Dataset entries:
......

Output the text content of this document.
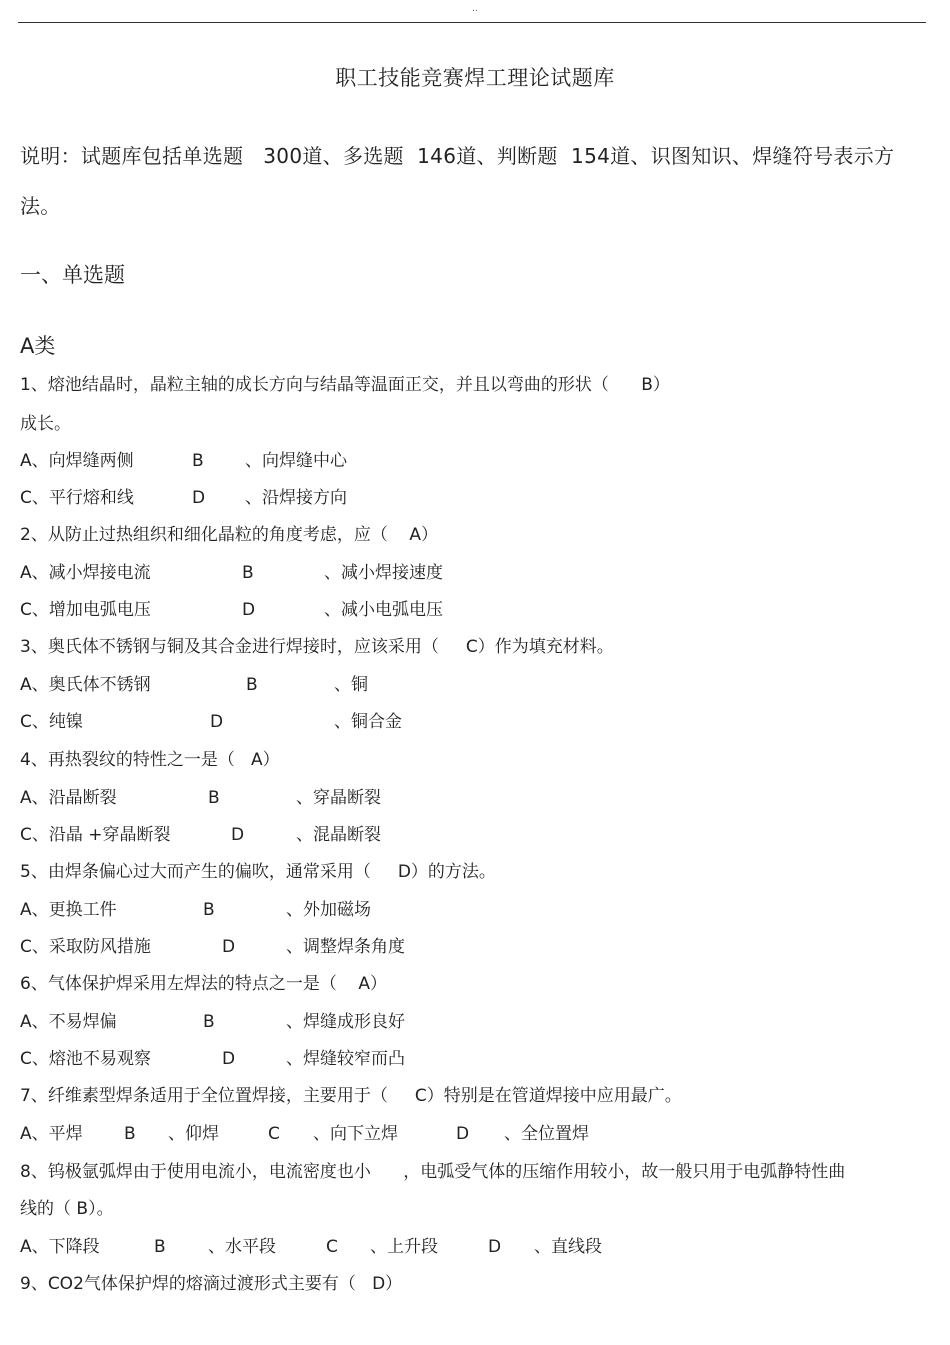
..
职工技能竞赛焊工理论试题库
说明：试题库包括单选题   300道、多选题  146道、判断题  154道、识图知识、焊缝符号表示方
法。
一、单选题
A类
1、熔池结晶时，晶粒主轴的成长方向与结晶等温面正交，并且以弯曲的形状（      B）
成长。
A、向焊缝两侧	B 、向焊缝中心
C、平行熔和线	D 、沿焊接方向
2、从防止过热组织和细化晶粒的角度考虑，应（    A）
A、减小焊接电流	B	、减小焊接速度
C、增加电弧电压	D	、减小电弧电压
3、奥氏体不锈钢与铜及其合金进行焊接时，应该采用（     C）作为填充材料。
A、奥氏体不锈钢	B	、铜
C、纯镍	D	、铜合金
4、再热裂纹的特性之一是（   A）
A、沿晶断裂	B	、穿晶断裂
C、沿晶 +穿晶断裂	D	、混晶断裂
5、由焊条偏心过大而产生的偏吹，通常采用（     D）的方法。
A、更换工件	B	、外加磁场
C、采取防风措施	D	、调整焊条角度
6、气体保护焊采用左焊法的特点之一是（    A）
A、不易焊偏	B	、焊缝成形良好
C、熔池不易观察	D	、焊缝较窄而凸
7、纤维素型焊条适用于全位置焊接，主要用于（     C）特别是在管道焊接中应用最广。
A、平焊 B 、仰焊	C 、向下立焊	D 、全位置焊
8、钨极氩弧焊由于使用电流小，电流密度也小      ，电弧受气体的压缩作用较小，故一般只用于电弧静特性曲
线的（ B）。
A、下降段	B 、水平段	C 、上升段	D 、直线段
9、CO2气体保护焊的熔滴过渡形式主要有（   D）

......

Work to complete: Give back each entry exactly as it appears, with no pictures.

Answer:
Output the text content of this document.
..
职工技能竞赛焊工理论试题库
说明：试题库包括单选题   300道、多选题  146道、判断题  154道、识图知识、焊缝符号表示方
法。
一、单选题
A类
1、熔池结晶时，晶粒主轴的成长方向与结晶等温面正交，并且以弯曲的形状（      B）
成长。
A、向焊缝两侧	B 、向焊缝中心
C、平行熔和线	D 、沿焊接方向
2、从防止过热组织和细化晶粒的角度考虑，应（    A）
A、减小焊接电流	B	、减小焊接速度
C、增加电弧电压	D	、减小电弧电压
3、奥氏体不锈钢与铜及其合金进行焊接时，应该采用（     C）作为填充材料。
A、奥氏体不锈钢	B	、铜
C、纯镍	D	、铜合金
4、再热裂纹的特性之一是（   A）
A、沿晶断裂	B	、穿晶断裂
C、沿晶 +穿晶断裂	D	、混晶断裂
5、由焊条偏心过大而产生的偏吹，通常采用（     D）的方法。
A、更换工件	B	、外加磁场
C、采取防风措施	D	、调整焊条角度
6、气体保护焊采用左焊法的特点之一是（    A）
A、不易焊偏	B	、焊缝成形良好
C、熔池不易观察	D	、焊缝较窄而凸
7、纤维素型焊条适用于全位置焊接，主要用于（     C）特别是在管道焊接中应用最广。
A、平焊 B 、仰焊	C 、向下立焊	D 、全位置焊
8、钨极氩弧焊由于使用电流小，电流密度也小      ，电弧受气体的压缩作用较小，故一般只用于电弧静特性曲
线的（ B）。
A、下降段	B 、水平段	C 、上升段	D 、直线段
9、CO2气体保护焊的熔滴过渡形式主要有（   D）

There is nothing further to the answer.